(Dataset entries)
[Start]

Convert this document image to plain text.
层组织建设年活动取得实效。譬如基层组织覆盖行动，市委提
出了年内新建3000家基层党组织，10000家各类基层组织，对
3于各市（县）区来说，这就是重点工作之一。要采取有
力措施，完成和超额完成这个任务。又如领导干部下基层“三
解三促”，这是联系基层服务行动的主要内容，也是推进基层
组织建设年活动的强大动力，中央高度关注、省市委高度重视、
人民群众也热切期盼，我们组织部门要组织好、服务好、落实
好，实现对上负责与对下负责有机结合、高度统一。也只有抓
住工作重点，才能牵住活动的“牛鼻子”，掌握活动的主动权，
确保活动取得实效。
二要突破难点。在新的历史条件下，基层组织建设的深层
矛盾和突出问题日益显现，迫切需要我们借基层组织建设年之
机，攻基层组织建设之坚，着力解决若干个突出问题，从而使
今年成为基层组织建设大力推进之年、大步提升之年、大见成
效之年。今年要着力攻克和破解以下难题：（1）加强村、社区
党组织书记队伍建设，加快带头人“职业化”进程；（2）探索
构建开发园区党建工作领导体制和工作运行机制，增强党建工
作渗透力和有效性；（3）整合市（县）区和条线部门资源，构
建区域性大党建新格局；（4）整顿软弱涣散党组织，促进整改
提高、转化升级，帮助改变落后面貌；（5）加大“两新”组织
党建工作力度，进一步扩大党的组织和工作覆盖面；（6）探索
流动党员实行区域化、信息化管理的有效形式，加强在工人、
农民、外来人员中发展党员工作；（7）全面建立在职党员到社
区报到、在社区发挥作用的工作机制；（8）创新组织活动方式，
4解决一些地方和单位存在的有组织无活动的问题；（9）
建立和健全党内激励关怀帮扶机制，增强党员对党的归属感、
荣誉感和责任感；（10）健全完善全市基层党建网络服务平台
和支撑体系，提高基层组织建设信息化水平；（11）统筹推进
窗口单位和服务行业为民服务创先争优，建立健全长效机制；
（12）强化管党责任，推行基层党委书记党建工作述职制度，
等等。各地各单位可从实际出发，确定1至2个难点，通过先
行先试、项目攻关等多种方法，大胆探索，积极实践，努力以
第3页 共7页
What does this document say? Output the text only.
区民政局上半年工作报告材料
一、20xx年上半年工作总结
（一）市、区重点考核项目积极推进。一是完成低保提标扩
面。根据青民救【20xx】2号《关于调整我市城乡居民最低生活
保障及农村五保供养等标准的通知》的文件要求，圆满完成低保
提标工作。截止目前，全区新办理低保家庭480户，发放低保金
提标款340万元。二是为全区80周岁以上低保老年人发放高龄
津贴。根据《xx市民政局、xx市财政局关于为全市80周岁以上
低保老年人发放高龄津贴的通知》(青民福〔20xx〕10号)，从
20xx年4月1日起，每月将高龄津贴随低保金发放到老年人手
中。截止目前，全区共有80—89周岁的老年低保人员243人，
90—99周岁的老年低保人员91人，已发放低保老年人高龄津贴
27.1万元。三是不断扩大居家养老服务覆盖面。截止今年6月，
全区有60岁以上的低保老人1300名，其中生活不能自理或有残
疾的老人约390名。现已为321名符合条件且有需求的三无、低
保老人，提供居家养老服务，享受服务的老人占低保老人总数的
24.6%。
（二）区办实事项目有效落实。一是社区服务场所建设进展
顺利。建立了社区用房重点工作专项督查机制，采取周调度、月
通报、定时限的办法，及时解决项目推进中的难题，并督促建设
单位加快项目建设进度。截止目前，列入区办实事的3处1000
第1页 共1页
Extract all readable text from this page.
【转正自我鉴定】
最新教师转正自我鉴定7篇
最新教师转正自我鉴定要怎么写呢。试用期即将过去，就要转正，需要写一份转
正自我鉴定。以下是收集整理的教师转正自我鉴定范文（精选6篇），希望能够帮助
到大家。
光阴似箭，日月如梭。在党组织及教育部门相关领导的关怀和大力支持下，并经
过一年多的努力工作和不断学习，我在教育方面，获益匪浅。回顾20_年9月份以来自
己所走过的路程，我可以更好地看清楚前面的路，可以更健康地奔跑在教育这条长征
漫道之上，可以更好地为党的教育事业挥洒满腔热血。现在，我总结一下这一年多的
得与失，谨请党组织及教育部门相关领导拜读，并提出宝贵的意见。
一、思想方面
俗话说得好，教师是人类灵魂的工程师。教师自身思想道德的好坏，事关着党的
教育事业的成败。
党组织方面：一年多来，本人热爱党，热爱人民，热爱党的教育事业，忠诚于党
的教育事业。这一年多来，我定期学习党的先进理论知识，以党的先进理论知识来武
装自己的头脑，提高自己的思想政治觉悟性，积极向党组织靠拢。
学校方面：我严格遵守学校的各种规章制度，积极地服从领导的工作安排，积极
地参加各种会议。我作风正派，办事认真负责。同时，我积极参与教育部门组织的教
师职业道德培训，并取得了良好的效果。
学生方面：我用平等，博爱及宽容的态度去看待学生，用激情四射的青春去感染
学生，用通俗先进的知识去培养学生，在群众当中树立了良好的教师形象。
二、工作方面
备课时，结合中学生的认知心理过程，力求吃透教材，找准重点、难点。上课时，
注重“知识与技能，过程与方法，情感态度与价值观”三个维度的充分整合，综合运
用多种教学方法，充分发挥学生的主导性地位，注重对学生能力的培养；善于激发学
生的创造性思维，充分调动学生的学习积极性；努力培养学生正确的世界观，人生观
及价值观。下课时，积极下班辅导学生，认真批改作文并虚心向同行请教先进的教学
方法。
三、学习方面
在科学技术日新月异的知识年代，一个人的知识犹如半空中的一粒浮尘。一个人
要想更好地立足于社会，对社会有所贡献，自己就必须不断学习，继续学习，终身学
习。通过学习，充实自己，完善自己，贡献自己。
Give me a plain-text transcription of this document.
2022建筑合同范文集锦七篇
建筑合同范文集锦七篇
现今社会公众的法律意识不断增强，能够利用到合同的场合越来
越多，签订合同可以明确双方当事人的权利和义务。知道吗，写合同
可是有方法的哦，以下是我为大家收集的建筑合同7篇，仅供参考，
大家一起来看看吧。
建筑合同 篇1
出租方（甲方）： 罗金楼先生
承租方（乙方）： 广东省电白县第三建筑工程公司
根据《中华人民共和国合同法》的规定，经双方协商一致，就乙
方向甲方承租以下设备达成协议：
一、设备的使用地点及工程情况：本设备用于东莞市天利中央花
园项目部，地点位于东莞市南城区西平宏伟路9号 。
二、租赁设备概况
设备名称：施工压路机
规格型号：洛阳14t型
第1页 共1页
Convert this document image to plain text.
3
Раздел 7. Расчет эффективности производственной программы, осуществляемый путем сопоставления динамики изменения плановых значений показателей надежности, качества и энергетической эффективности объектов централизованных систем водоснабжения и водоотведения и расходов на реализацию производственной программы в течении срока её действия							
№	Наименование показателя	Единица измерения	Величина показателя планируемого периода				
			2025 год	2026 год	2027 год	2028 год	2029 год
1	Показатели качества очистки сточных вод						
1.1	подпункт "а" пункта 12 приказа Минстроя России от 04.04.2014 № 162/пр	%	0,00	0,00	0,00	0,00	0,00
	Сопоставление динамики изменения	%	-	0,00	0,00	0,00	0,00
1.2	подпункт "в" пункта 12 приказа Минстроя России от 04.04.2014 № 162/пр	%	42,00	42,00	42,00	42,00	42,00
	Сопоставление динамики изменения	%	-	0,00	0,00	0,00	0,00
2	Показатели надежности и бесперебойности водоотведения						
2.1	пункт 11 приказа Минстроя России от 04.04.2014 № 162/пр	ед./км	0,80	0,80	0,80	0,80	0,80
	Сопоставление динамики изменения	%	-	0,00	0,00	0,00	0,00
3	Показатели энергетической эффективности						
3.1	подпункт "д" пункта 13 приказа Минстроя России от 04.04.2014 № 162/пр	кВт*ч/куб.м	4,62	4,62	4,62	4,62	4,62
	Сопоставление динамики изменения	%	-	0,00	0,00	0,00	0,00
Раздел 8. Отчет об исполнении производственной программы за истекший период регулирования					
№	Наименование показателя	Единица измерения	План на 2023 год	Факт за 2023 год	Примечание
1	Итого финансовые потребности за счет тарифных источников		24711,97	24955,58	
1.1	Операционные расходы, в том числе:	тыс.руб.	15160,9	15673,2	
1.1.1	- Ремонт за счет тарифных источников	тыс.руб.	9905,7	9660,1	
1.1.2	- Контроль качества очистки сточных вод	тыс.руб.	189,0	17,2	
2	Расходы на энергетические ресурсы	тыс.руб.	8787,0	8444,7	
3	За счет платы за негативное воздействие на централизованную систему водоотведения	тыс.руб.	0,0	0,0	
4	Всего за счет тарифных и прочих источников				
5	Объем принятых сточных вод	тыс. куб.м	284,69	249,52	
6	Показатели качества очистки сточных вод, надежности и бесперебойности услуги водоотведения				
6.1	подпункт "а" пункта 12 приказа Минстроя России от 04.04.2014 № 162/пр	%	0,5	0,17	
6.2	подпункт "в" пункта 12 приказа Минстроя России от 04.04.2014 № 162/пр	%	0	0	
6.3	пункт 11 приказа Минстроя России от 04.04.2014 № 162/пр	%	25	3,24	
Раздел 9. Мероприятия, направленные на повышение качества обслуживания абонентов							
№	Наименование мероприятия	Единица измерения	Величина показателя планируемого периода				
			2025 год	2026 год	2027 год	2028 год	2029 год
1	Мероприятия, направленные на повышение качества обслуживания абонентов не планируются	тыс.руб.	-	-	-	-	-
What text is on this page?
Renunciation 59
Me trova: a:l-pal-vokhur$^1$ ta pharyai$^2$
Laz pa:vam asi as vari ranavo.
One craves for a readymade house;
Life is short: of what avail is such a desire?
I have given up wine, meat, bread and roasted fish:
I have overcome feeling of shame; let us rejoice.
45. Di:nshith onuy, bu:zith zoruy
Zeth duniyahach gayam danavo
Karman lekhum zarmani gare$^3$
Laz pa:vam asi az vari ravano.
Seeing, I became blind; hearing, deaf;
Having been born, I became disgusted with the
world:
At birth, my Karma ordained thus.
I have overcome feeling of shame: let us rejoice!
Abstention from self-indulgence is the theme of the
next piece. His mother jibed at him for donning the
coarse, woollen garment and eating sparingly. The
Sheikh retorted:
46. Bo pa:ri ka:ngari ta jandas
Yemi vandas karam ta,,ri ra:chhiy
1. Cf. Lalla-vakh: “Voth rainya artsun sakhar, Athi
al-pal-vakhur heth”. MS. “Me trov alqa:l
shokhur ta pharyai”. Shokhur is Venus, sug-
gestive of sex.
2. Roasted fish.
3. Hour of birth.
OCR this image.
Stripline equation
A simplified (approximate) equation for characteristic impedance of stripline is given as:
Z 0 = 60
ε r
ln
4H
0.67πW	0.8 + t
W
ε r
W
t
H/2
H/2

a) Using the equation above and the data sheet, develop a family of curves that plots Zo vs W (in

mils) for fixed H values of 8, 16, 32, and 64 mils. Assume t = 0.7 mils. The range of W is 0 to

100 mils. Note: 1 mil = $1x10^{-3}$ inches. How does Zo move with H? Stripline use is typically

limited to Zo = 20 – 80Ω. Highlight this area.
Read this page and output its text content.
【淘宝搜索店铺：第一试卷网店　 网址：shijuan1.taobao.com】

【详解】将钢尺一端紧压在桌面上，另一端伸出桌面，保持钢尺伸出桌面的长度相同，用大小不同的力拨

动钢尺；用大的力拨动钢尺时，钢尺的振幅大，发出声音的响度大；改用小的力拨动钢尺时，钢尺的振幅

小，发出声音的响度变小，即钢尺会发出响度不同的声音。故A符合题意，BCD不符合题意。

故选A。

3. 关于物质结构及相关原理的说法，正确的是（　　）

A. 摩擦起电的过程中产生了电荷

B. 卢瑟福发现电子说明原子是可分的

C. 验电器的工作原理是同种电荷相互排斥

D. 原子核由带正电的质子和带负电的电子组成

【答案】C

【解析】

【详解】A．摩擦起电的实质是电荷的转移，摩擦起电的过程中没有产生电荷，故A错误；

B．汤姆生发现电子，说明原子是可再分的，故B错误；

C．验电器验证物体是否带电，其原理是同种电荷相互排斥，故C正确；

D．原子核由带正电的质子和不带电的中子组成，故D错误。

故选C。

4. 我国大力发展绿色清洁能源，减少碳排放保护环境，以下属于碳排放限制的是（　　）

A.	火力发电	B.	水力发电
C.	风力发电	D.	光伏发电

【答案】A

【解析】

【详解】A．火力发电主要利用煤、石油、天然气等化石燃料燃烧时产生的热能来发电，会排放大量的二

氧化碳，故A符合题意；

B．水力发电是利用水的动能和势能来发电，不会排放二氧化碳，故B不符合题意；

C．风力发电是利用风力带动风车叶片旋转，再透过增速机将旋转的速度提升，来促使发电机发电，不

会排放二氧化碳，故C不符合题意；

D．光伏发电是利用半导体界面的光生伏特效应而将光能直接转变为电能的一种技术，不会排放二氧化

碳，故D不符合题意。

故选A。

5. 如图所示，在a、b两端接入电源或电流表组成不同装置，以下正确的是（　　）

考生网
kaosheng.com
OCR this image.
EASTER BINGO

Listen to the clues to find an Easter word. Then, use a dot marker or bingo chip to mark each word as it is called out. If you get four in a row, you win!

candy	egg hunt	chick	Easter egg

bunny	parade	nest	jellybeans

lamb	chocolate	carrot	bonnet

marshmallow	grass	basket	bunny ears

[End]

**JOB:** Pull out all lines from the listing that contain the string "Единица".

**WRITTEN RESPONSE:**
№	Наименование показателя	Единица измерения	Величина показателя планируемого периода				
№	Наименование показателя	Единица измерения	План на 2023 год	Факт за 2023 год	Примечание
№	Наименование мероприятия	Единица измерения	Величина показателя планируемого периода				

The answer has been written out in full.